§ Record set

________________

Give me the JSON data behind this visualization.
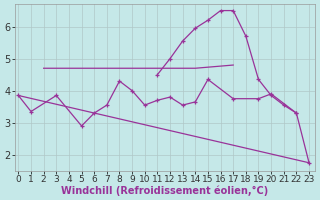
{
  "background_color": "#c5e8e8",
  "grid_color": "#b0c8c8",
  "line_color": "#993399",
  "x_label": "Windchill (Refroidissement éolien,°C)",
  "x_ticks": [
    0,
    1,
    2,
    3,
    4,
    5,
    6,
    7,
    8,
    9,
    10,
    11,
    12,
    13,
    14,
    15,
    16,
    17,
    18,
    19,
    20,
    21,
    22,
    23
  ],
  "y_ticks": [
    2,
    3,
    4,
    5,
    6
  ],
  "ylim": [
    1.5,
    6.7
  ],
  "xlim": [
    -0.3,
    23.5
  ],
  "line1": {
    "x": [
      0,
      23
    ],
    "y": [
      3.85,
      1.75
    ]
  },
  "line2": {
    "x": [
      0,
      1,
      3,
      5,
      6,
      7,
      8,
      9,
      10,
      11,
      12,
      13,
      14,
      15,
      17,
      19,
      20,
      22,
      23
    ],
    "y": [
      3.85,
      3.35,
      3.85,
      2.9,
      3.3,
      3.55,
      4.3,
      4.0,
      3.55,
      3.7,
      3.8,
      3.55,
      3.65,
      4.35,
      3.75,
      3.75,
      3.9,
      3.3,
      1.75
    ]
  },
  "line3": {
    "x": [
      2,
      14,
      17
    ],
    "y": [
      4.7,
      4.7,
      4.8
    ]
  },
  "line4": {
    "x": [
      11,
      12,
      13,
      14,
      15,
      16,
      17,
      18,
      19,
      20,
      21,
      22
    ],
    "y": [
      4.5,
      5.0,
      5.55,
      5.95,
      6.2,
      6.5,
      6.5,
      5.7,
      4.35,
      3.85,
      3.55,
      3.3
    ]
  },
  "fontsize_xlabel": 7,
  "fontsize_ytick": 7,
  "fontsize_xtick": 6.5
}
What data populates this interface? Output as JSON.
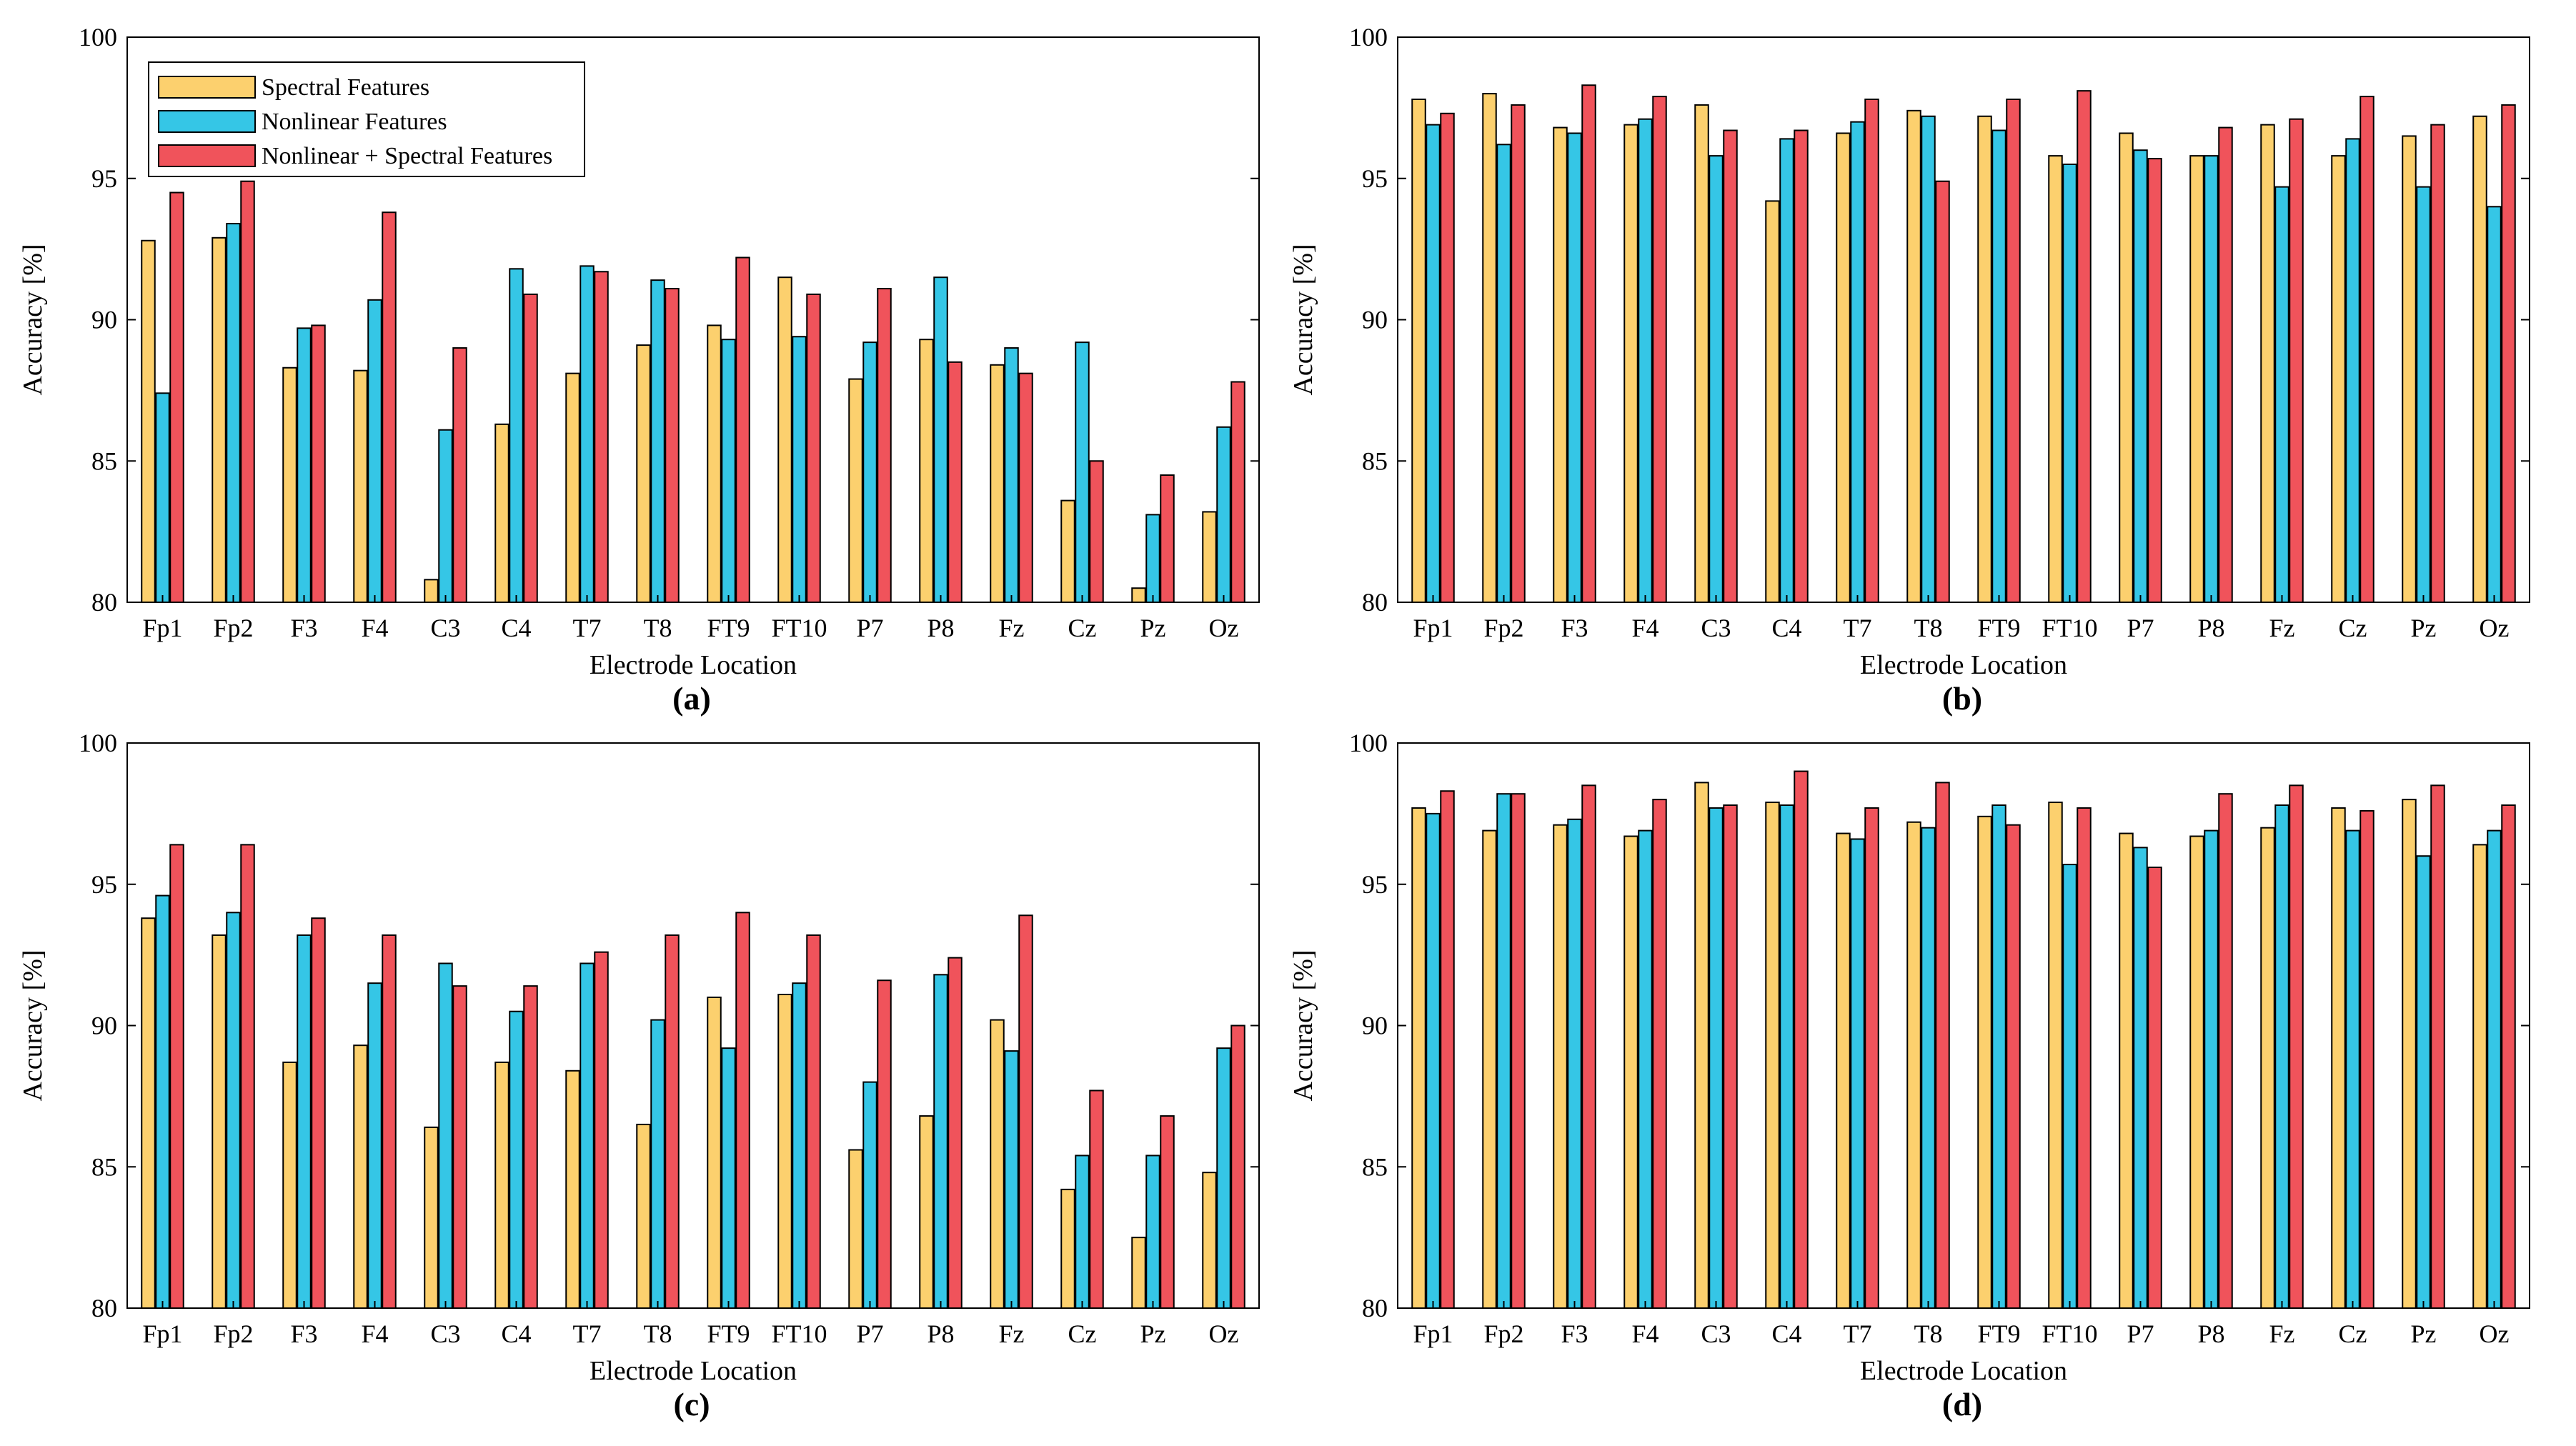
{
  "chart_data": [
    {
      "type": "bar",
      "panel_label": "(a)",
      "xlabel": "Electrode Location",
      "ylabel": "Accuracy [%]",
      "ylim": [
        80,
        100
      ],
      "yticks": [
        80,
        85,
        90,
        95,
        100
      ],
      "categories": [
        "Fp1",
        "Fp2",
        "F3",
        "F4",
        "C3",
        "C4",
        "T7",
        "T8",
        "FT9",
        "FT10",
        "P7",
        "P8",
        "Fz",
        "Cz",
        "Pz",
        "Oz"
      ],
      "legend": "top-left",
      "series": [
        {
          "name": "Spectral Features",
          "values": [
            92.8,
            92.9,
            88.3,
            88.2,
            80.8,
            86.3,
            88.1,
            89.1,
            89.8,
            91.5,
            87.9,
            89.3,
            88.4,
            83.6,
            80.5,
            83.2
          ]
        },
        {
          "name": "Nonlinear Features",
          "values": [
            87.4,
            93.4,
            89.7,
            90.7,
            86.1,
            91.8,
            91.9,
            91.4,
            89.3,
            89.4,
            89.2,
            91.5,
            89.0,
            89.2,
            83.1,
            86.2
          ]
        },
        {
          "name": "Nonlinear + Spectral Features",
          "values": [
            94.5,
            94.9,
            89.8,
            93.8,
            89.0,
            90.9,
            91.7,
            91.1,
            92.2,
            90.9,
            91.1,
            88.5,
            88.1,
            85.0,
            84.5,
            87.8
          ]
        }
      ]
    },
    {
      "type": "bar",
      "panel_label": "(b)",
      "xlabel": "Electrode Location",
      "ylabel": "Accuracy [%]",
      "ylim": [
        80,
        100
      ],
      "yticks": [
        80,
        85,
        90,
        95,
        100
      ],
      "categories": [
        "Fp1",
        "Fp2",
        "F3",
        "F4",
        "C3",
        "C4",
        "T7",
        "T8",
        "FT9",
        "FT10",
        "P7",
        "P8",
        "Fz",
        "Cz",
        "Pz",
        "Oz"
      ],
      "series": [
        {
          "name": "Spectral Features",
          "values": [
            97.8,
            98.0,
            96.8,
            96.9,
            97.6,
            94.2,
            96.6,
            97.4,
            97.2,
            95.8,
            96.6,
            95.8,
            96.9,
            95.8,
            96.5,
            97.2
          ]
        },
        {
          "name": "Nonlinear Features",
          "values": [
            96.9,
            96.2,
            96.6,
            97.1,
            95.8,
            96.4,
            97.0,
            97.2,
            96.7,
            95.5,
            96.0,
            95.8,
            94.7,
            96.4,
            94.7,
            94.0
          ]
        },
        {
          "name": "Nonlinear + Spectral Features",
          "values": [
            97.3,
            97.6,
            98.3,
            97.9,
            96.7,
            96.7,
            97.8,
            94.9,
            97.8,
            98.1,
            95.7,
            96.8,
            97.1,
            97.9,
            96.9,
            97.6
          ]
        }
      ]
    },
    {
      "type": "bar",
      "panel_label": "(c)",
      "xlabel": "Electrode Location",
      "ylabel": "Accuracy [%]",
      "ylim": [
        80,
        100
      ],
      "yticks": [
        80,
        85,
        90,
        95,
        100
      ],
      "categories": [
        "Fp1",
        "Fp2",
        "F3",
        "F4",
        "C3",
        "C4",
        "T7",
        "T8",
        "FT9",
        "FT10",
        "P7",
        "P8",
        "Fz",
        "Cz",
        "Pz",
        "Oz"
      ],
      "series": [
        {
          "name": "Spectral Features",
          "values": [
            93.8,
            93.2,
            88.7,
            89.3,
            86.4,
            88.7,
            88.4,
            86.5,
            91.0,
            91.1,
            85.6,
            86.8,
            90.2,
            84.2,
            82.5,
            84.8
          ]
        },
        {
          "name": "Nonlinear Features",
          "values": [
            94.6,
            94.0,
            93.2,
            91.5,
            92.2,
            90.5,
            92.2,
            90.2,
            89.2,
            91.5,
            88.0,
            91.8,
            89.1,
            85.4,
            85.4,
            89.2
          ]
        },
        {
          "name": "Nonlinear + Spectral Features",
          "values": [
            96.4,
            96.4,
            93.8,
            93.2,
            91.4,
            91.4,
            92.6,
            93.2,
            94.0,
            93.2,
            91.6,
            92.4,
            93.9,
            87.7,
            86.8,
            90.0
          ]
        }
      ]
    },
    {
      "type": "bar",
      "panel_label": "(d)",
      "xlabel": "Electrode Location",
      "ylabel": "Accuracy [%]",
      "ylim": [
        80,
        100
      ],
      "yticks": [
        80,
        85,
        90,
        95,
        100
      ],
      "categories": [
        "Fp1",
        "Fp2",
        "F3",
        "F4",
        "C3",
        "C4",
        "T7",
        "T8",
        "FT9",
        "FT10",
        "P7",
        "P8",
        "Fz",
        "Cz",
        "Pz",
        "Oz"
      ],
      "series": [
        {
          "name": "Spectral Features",
          "values": [
            97.7,
            96.9,
            97.1,
            96.7,
            98.6,
            97.9,
            96.8,
            97.2,
            97.4,
            97.9,
            96.8,
            96.7,
            97.0,
            97.7,
            98.0,
            96.4
          ]
        },
        {
          "name": "Nonlinear Features",
          "values": [
            97.5,
            98.2,
            97.3,
            96.9,
            97.7,
            97.8,
            96.6,
            97.0,
            97.8,
            95.7,
            96.3,
            96.9,
            97.8,
            96.9,
            96.0,
            96.9
          ]
        },
        {
          "name": "Nonlinear + Spectral Features",
          "values": [
            98.3,
            98.2,
            98.5,
            98.0,
            97.8,
            99.0,
            97.7,
            98.6,
            97.1,
            97.7,
            95.6,
            98.2,
            98.5,
            97.6,
            98.5,
            97.8
          ]
        }
      ]
    }
  ],
  "colors": {
    "spectral": "#fcd06e",
    "nonlinear": "#35c6e6",
    "combined": "#f0535b"
  }
}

________________

§ Set problem
Copy every record above exactly as written, but leave out the pictures.

§ Task response
Give me the JSON data behind this visualization.
{
  "background_color": "#c5e8e8",
  "grid_color": "#b0c8c8",
  "line_color": "#993399",
  "x_label": "Windchill (Refroidissement éolien,°C)",
  "x_ticks": [
    0,
    1,
    2,
    3,
    4,
    5,
    6,
    7,
    8,
    9,
    10,
    11,
    12,
    13,
    14,
    15,
    16,
    17,
    18,
    19,
    20,
    21,
    22,
    23
  ],
  "y_ticks": [
    2,
    3,
    4,
    5,
    6
  ],
  "ylim": [
    1.5,
    6.7
  ],
  "xlim": [
    -0.3,
    23.5
  ],
  "line1": {
    "x": [
      0,
      23
    ],
    "y": [
      3.85,
      1.75
    ]
  },
  "line2": {
    "x": [
      0,
      1,
      3,
      5,
      6,
      7,
      8,
      9,
      10,
      11,
      12,
      13,
      14,
      15,
      17,
      19,
      20,
      22,
      23
    ],
    "y": [
      3.85,
      3.35,
      3.85,
      2.9,
      3.3,
      3.55,
      4.3,
      4.0,
      3.55,
      3.7,
      3.8,
      3.55,
      3.65,
      4.35,
      3.75,
      3.75,
      3.9,
      3.3,
      1.75
    ]
  },
  "line3": {
    "x": [
      2,
      14,
      17
    ],
    "y": [
      4.7,
      4.7,
      4.8
    ]
  },
  "line4": {
    "x": [
      11,
      12,
      13,
      14,
      15,
      16,
      17,
      18,
      19,
      20,
      21,
      22
    ],
    "y": [
      4.5,
      5.0,
      5.55,
      5.95,
      6.2,
      6.5,
      6.5,
      5.7,
      4.35,
      3.85,
      3.55,
      3.3
    ]
  },
  "fontsize_xlabel": 7,
  "fontsize_ytick": 7,
  "fontsize_xtick": 6.5
}
What data populates this interface? Output as JSON.
{
  "chart_data": [
    {
      "type": "bar",
      "panel_label": "(a)",
      "xlabel": "Electrode Location",
      "ylabel": "Accuracy [%]",
      "ylim": [
        80,
        100
      ],
      "yticks": [
        80,
        85,
        90,
        95,
        100
      ],
      "categories": [
        "Fp1",
        "Fp2",
        "F3",
        "F4",
        "C3",
        "C4",
        "T7",
        "T8",
        "FT9",
        "FT10",
        "P7",
        "P8",
        "Fz",
        "Cz",
        "Pz",
        "Oz"
      ],
      "legend": "top-left",
      "series": [
        {
          "name": "Spectral Features",
          "values": [
            92.8,
            92.9,
            88.3,
            88.2,
            80.8,
            86.3,
            88.1,
            89.1,
            89.8,
            91.5,
            87.9,
            89.3,
            88.4,
            83.6,
            80.5,
            83.2
          ]
        },
        {
          "name": "Nonlinear Features",
          "values": [
            87.4,
            93.4,
            89.7,
            90.7,
            86.1,
            91.8,
            91.9,
            91.4,
            89.3,
            89.4,
            89.2,
            91.5,
            89.0,
            89.2,
            83.1,
            86.2
          ]
        },
        {
          "name": "Nonlinear + Spectral Features",
          "values": [
            94.5,
            94.9,
            89.8,
            93.8,
            89.0,
            90.9,
            91.7,
            91.1,
            92.2,
            90.9,
            91.1,
            88.5,
            88.1,
            85.0,
            84.5,
            87.8
          ]
        }
      ]
    },
    {
      "type": "bar",
      "panel_label": "(b)",
      "xlabel": "Electrode Location",
      "ylabel": "Accuracy [%]",
      "ylim": [
        80,
        100
      ],
      "yticks": [
        80,
        85,
        90,
        95,
        100
      ],
      "categories": [
        "Fp1",
        "Fp2",
        "F3",
        "F4",
        "C3",
        "C4",
        "T7",
        "T8",
        "FT9",
        "FT10",
        "P7",
        "P8",
        "Fz",
        "Cz",
        "Pz",
        "Oz"
      ],
      "series": [
        {
          "name": "Spectral Features",
          "values": [
            97.8,
            98.0,
            96.8,
            96.9,
            97.6,
            94.2,
            96.6,
            97.4,
            97.2,
            95.8,
            96.6,
            95.8,
            96.9,
            95.8,
            96.5,
            97.2
          ]
        },
        {
          "name": "Nonlinear Features",
          "values": [
            96.9,
            96.2,
            96.6,
            97.1,
            95.8,
            96.4,
            97.0,
            97.2,
            96.7,
            95.5,
            96.0,
            95.8,
            94.7,
            96.4,
            94.7,
            94.0
          ]
        },
        {
          "name": "Nonlinear + Spectral Features",
          "values": [
            97.3,
            97.6,
            98.3,
            97.9,
            96.7,
            96.7,
            97.8,
            94.9,
            97.8,
            98.1,
            95.7,
            96.8,
            97.1,
            97.9,
            96.9,
            97.6
          ]
        }
      ]
    },
    {
      "type": "bar",
      "panel_label": "(c)",
      "xlabel": "Electrode Location",
      "ylabel": "Accuracy [%]",
      "ylim": [
        80,
        100
      ],
      "yticks": [
        80,
        85,
        90,
        95,
        100
      ],
      "categories": [
        "Fp1",
        "Fp2",
        "F3",
        "F4",
        "C3",
        "C4",
        "T7",
        "T8",
        "FT9",
        "FT10",
        "P7",
        "P8",
        "Fz",
        "Cz",
        "Pz",
        "Oz"
      ],
      "series": [
        {
          "name": "Spectral Features",
          "values": [
            93.8,
            93.2,
            88.7,
            89.3,
            86.4,
            88.7,
            88.4,
            86.5,
            91.0,
            91.1,
            85.6,
            86.8,
            90.2,
            84.2,
            82.5,
            84.8
          ]
        },
        {
          "name": "Nonlinear Features",
          "values": [
            94.6,
            94.0,
            93.2,
            91.5,
            92.2,
            90.5,
            92.2,
            90.2,
            89.2,
            91.5,
            88.0,
            91.8,
            89.1,
            85.4,
            85.4,
            89.2
          ]
        },
        {
          "name": "Nonlinear + Spectral Features",
          "values": [
            96.4,
            96.4,
            93.8,
            93.2,
            91.4,
            91.4,
            92.6,
            93.2,
            94.0,
            93.2,
            91.6,
            92.4,
            93.9,
            87.7,
            86.8,
            90.0
          ]
        }
      ]
    },
    {
      "type": "bar",
      "panel_label": "(d)",
      "xlabel": "Electrode Location",
      "ylabel": "Accuracy [%]",
      "ylim": [
        80,
        100
      ],
      "yticks": [
        80,
        85,
        90,
        95,
        100
      ],
      "categories": [
        "Fp1",
        "Fp2",
        "F3",
        "F4",
        "C3",
        "C4",
        "T7",
        "T8",
        "FT9",
        "FT10",
        "P7",
        "P8",
        "Fz",
        "Cz",
        "Pz",
        "Oz"
      ],
      "series": [
        {
          "name": "Spectral Features",
          "values": [
            97.7,
            96.9,
            97.1,
            96.7,
            98.6,
            97.9,
            96.8,
            97.2,
            97.4,
            97.9,
            96.8,
            96.7,
            97.0,
            97.7,
            98.0,
            96.4
          ]
        },
        {
          "name": "Nonlinear Features",
          "values": [
            97.5,
            98.2,
            97.3,
            96.9,
            97.7,
            97.8,
            96.6,
            97.0,
            97.8,
            95.7,
            96.3,
            96.9,
            97.8,
            96.9,
            96.0,
            96.9
          ]
        },
        {
          "name": "Nonlinear + Spectral Features",
          "values": [
            98.3,
            98.2,
            98.5,
            98.0,
            97.8,
            99.0,
            97.7,
            98.6,
            97.1,
            97.7,
            95.6,
            98.2,
            98.5,
            97.6,
            98.5,
            97.8
          ]
        }
      ]
    }
  ],
  "colors": {
    "spectral": "#fcd06e",
    "nonlinear": "#35c6e6",
    "combined": "#f0535b"
  }
}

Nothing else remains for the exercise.